Stored data
--- begin ---

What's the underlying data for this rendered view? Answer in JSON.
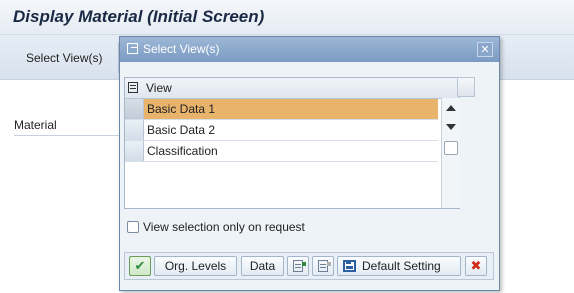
{
  "screen": {
    "title": "Display Material (Initial Screen)",
    "toolbar_button": "Select View(s)",
    "material_label": "Material"
  },
  "dialog": {
    "title": "Select View(s)",
    "close_icon": "close-icon",
    "table": {
      "column_header": "View",
      "rows": [
        {
          "label": "Basic Data 1",
          "selected": true
        },
        {
          "label": "Basic Data 2",
          "selected": false
        },
        {
          "label": "Classification",
          "selected": false
        }
      ]
    },
    "checkbox": {
      "label": "View selection only on request",
      "checked": false
    },
    "buttons": {
      "ok": "ok-check-icon",
      "org_levels": "Org. Levels",
      "data": "Data",
      "select_all": "select-all-icon",
      "deselect_all": "deselect-all-icon",
      "default_setting": "Default Setting",
      "cancel": "cancel-x-icon"
    }
  },
  "colors": {
    "selected_row": "#e8b46c",
    "dialog_header": "#7b9bc3",
    "ok_green": "#2e8b3d",
    "cancel_red": "#d12b1b"
  }
}
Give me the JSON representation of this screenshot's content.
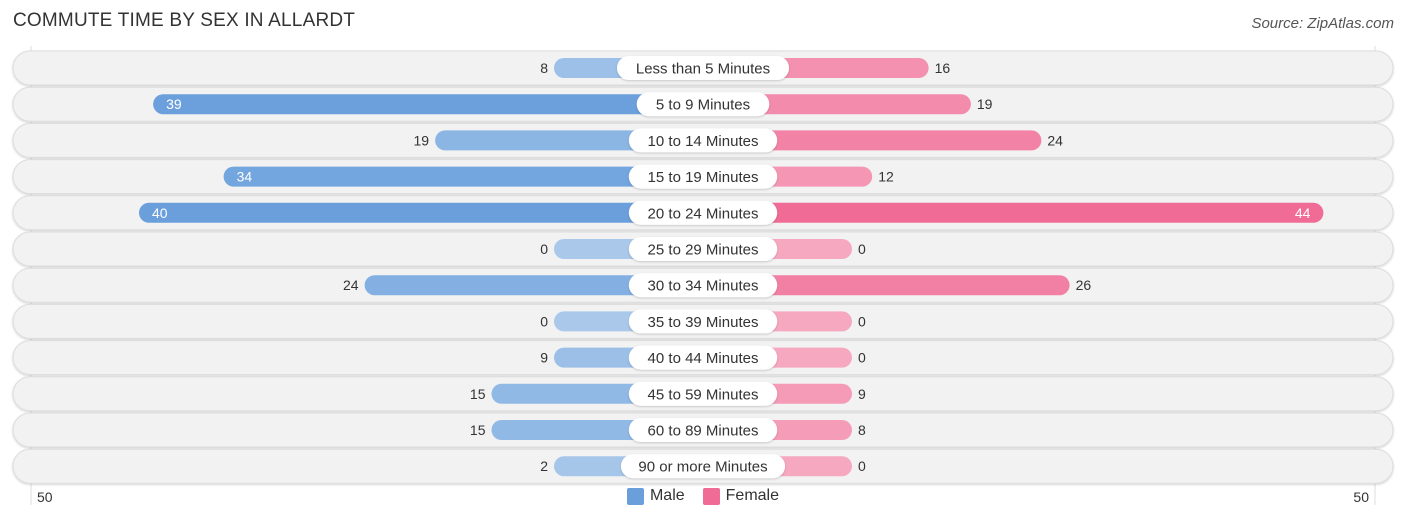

--- end ---

### What is asked
Copy all lines from the data that hold the word "icon".

### Solution to this exercise
    "close_icon": "close-icon",
      "ok": "ok-check-icon",
      "select_all": "select-all-icon",
      "deselect_all": "deselect-all-icon",
      "cancel": "cancel-x-icon"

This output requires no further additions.